• PROVIDED MATERIAL:
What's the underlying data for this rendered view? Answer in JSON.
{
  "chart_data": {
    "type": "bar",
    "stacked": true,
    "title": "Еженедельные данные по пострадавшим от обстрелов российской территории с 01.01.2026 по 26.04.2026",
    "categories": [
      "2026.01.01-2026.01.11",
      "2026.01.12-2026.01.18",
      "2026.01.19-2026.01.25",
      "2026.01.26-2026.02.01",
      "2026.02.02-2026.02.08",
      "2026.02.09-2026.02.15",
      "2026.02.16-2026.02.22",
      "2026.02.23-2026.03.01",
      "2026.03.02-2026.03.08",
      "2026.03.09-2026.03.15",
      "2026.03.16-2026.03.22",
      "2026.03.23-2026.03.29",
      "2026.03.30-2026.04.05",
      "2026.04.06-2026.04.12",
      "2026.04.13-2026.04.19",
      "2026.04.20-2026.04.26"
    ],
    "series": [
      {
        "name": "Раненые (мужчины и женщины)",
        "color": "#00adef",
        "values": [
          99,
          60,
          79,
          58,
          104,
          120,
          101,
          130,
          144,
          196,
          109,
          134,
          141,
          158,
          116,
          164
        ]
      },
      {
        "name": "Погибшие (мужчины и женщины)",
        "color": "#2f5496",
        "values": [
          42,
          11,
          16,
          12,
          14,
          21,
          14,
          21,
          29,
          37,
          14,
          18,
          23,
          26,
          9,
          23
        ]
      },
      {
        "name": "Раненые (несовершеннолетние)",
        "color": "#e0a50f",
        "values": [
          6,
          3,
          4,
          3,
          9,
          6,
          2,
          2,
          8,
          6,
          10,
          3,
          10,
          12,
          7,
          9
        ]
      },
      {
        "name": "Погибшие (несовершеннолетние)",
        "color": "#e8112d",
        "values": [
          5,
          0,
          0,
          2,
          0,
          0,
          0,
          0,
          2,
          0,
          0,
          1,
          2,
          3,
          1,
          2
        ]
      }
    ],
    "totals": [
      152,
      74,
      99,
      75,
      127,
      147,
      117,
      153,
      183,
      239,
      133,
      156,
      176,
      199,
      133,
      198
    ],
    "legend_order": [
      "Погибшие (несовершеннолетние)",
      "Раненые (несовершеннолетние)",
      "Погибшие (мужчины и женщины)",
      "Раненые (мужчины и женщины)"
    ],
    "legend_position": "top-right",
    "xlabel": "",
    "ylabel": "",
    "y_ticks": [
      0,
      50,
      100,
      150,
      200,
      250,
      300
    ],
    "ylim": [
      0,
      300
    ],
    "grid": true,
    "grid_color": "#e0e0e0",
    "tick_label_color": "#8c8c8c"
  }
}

• DIRECTIONS FOR THIS TASK: Note how many lines of the material contain the string "Погибшие". Then report that number by itself.

• EXERCISE OUTPUT: 4